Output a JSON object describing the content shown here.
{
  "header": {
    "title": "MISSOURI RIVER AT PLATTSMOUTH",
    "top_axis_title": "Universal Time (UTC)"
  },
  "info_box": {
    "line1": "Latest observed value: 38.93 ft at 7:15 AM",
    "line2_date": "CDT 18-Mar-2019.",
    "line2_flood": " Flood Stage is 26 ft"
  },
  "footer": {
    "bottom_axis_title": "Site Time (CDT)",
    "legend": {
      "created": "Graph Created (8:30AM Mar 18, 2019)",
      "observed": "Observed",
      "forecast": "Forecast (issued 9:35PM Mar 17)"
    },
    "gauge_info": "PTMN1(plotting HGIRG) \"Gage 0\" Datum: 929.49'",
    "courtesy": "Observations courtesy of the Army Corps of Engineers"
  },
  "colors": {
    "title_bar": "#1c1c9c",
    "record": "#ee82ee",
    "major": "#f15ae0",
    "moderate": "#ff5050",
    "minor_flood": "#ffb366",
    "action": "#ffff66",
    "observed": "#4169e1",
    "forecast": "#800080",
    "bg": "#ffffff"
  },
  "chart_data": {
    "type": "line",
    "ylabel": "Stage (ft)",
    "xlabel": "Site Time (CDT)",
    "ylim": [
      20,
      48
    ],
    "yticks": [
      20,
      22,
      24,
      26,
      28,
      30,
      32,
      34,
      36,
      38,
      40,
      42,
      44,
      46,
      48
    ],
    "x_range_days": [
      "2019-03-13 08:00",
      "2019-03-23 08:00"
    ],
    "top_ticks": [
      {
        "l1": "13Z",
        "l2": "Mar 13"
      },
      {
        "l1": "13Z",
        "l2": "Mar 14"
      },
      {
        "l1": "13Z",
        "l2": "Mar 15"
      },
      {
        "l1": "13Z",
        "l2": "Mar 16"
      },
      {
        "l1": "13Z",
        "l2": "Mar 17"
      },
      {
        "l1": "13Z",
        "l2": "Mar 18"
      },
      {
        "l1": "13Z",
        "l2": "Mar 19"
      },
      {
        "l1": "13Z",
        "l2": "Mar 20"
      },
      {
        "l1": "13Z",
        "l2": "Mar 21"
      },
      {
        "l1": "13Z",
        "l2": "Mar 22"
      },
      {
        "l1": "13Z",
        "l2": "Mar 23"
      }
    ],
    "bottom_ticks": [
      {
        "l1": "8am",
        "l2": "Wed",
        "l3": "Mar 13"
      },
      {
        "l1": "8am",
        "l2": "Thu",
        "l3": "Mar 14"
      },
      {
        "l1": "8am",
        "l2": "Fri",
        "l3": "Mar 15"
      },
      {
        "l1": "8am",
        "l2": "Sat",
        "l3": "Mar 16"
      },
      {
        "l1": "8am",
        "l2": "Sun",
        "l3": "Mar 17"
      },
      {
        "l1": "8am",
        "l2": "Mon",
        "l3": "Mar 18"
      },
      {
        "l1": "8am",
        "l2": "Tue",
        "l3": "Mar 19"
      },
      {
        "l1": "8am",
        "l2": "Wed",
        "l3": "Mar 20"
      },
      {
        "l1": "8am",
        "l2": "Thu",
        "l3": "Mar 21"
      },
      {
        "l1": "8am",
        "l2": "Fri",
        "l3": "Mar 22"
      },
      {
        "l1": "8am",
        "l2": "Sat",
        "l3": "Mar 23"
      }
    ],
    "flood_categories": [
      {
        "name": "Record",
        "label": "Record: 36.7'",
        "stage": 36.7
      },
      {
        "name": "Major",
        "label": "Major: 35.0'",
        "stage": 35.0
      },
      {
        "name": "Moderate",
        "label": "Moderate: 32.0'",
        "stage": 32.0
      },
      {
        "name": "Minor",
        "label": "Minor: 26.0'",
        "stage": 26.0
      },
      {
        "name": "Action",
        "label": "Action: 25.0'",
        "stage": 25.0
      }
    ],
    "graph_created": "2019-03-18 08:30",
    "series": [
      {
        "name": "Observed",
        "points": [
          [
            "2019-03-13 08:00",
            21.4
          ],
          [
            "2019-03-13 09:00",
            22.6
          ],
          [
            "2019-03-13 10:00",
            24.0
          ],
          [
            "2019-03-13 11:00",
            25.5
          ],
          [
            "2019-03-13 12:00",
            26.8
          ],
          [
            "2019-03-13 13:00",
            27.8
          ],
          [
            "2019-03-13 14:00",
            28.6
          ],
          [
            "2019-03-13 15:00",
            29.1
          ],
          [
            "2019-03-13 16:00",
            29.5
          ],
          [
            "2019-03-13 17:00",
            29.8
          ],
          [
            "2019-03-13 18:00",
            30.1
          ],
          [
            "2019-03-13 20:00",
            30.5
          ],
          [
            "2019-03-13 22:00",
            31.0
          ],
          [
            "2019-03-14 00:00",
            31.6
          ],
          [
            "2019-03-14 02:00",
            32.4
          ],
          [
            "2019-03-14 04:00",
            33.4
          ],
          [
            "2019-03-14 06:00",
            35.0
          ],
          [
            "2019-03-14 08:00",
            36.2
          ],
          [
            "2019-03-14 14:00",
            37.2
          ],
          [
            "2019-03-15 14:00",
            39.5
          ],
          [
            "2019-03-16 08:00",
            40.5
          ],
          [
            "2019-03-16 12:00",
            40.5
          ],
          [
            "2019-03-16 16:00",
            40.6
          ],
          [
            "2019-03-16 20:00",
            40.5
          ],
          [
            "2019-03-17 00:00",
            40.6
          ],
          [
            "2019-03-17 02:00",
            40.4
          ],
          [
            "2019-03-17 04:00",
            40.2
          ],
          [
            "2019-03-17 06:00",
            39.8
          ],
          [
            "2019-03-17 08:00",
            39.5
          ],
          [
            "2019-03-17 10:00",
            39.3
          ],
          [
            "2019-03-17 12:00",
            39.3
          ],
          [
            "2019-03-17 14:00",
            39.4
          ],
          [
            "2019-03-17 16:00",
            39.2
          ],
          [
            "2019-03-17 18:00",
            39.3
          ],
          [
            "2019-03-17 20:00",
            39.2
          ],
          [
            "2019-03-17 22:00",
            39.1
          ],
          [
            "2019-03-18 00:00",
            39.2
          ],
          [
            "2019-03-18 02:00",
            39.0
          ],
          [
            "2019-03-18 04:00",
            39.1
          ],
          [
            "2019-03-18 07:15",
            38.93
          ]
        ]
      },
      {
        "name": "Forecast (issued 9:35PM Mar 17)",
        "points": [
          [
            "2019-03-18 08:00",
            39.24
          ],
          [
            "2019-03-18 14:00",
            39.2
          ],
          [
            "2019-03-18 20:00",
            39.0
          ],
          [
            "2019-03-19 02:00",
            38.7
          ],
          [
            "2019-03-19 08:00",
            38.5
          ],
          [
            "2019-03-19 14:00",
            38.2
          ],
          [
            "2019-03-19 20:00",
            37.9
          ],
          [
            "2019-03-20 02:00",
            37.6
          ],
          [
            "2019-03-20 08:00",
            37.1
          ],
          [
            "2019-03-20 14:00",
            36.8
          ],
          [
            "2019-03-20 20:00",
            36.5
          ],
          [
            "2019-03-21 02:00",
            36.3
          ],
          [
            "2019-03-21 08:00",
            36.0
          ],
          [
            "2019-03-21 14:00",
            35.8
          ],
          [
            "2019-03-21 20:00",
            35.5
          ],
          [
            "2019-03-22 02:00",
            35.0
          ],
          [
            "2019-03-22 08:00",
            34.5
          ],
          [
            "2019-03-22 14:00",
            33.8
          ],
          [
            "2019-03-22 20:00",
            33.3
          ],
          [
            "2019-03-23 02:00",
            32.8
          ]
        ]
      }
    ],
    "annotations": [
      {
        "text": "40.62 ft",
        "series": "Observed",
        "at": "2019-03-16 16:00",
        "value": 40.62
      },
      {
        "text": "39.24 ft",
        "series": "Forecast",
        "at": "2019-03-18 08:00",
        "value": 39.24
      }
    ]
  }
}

**Problem statement**
Lines from the records above that hold "Site" are the ones to list.

**Response**
    "bottom_axis_title": "Site Time (CDT)",
    "xlabel": "Site Time (CDT)",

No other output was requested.